Required task — Print every entry exactly as written.

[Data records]

┄┄┄┄┄┄┄┄┄┄┄┄┄┄┄┄┄┄┄┄

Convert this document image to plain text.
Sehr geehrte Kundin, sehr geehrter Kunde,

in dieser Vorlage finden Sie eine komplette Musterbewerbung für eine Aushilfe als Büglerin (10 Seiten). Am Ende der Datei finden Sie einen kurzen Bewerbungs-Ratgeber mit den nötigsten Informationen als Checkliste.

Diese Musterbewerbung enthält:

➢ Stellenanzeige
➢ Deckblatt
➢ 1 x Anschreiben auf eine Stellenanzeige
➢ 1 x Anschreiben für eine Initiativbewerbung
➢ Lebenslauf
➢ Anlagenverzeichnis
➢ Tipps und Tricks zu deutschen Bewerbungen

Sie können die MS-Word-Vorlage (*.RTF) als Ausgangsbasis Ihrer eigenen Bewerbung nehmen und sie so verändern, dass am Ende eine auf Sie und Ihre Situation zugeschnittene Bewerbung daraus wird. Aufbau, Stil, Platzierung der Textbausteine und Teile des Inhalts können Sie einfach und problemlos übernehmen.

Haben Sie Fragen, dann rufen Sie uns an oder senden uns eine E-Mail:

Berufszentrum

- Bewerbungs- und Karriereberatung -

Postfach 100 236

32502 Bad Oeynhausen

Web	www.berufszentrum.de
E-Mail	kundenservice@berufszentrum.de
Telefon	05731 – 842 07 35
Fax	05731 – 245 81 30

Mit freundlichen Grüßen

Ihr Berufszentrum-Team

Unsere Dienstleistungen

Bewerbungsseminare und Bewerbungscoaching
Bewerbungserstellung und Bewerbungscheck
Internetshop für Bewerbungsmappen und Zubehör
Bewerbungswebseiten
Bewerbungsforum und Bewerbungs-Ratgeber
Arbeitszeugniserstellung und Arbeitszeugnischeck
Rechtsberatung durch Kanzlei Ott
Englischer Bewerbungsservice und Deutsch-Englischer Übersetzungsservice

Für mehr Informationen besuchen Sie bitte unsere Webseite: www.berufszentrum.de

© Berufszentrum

┄┄┄┄┄┄┄┄┄┄┄┄┄┄┄┄┄┄┄┄

Result of the exercise —
Convert this document image to plain text.
Sehr geehrte Kundin, sehr geehrter Kunde,

in dieser Vorlage finden Sie eine komplette Musterbewerbung für eine Aushilfe als Büglerin (10 Seiten). Am Ende der Datei finden Sie einen kurzen Bewerbungs-Ratgeber mit den nötigsten Informationen als Checkliste.

Diese Musterbewerbung enthält:

➢ Stellenanzeige
➢ Deckblatt
➢ 1 x Anschreiben auf eine Stellenanzeige
➢ 1 x Anschreiben für eine Initiativbewerbung
➢ Lebenslauf
➢ Anlagenverzeichnis
➢ Tipps und Tricks zu deutschen Bewerbungen

Sie können die MS-Word-Vorlage (*.RTF) als Ausgangsbasis Ihrer eigenen Bewerbung nehmen und sie so verändern, dass am Ende eine auf Sie und Ihre Situation zugeschnittene Bewerbung daraus wird. Aufbau, Stil, Platzierung der Textbausteine und Teile des Inhalts können Sie einfach und problemlos übernehmen.

Haben Sie Fragen, dann rufen Sie uns an oder senden uns eine E-Mail:

Berufszentrum

- Bewerbungs- und Karriereberatung -

Postfach 100 236

32502 Bad Oeynhausen

Web	www.berufszentrum.de
E-Mail	kundenservice@berufszentrum.de
Telefon	05731 – 842 07 35
Fax	05731 – 245 81 30

Mit freundlichen Grüßen

Ihr Berufszentrum-Team

Unsere Dienstleistungen

Bewerbungsseminare und Bewerbungscoaching
Bewerbungserstellung und Bewerbungscheck
Internetshop für Bewerbungsmappen und Zubehör
Bewerbungswebseiten
Bewerbungsforum und Bewerbungs-Ratgeber
Arbeitszeugniserstellung und Arbeitszeugnischeck
Rechtsberatung durch Kanzlei Ott
Englischer Bewerbungsservice und Deutsch-Englischer Übersetzungsservice

Für mehr Informationen besuchen Sie bitte unsere Webseite: www.berufszentrum.de

© Berufszentrum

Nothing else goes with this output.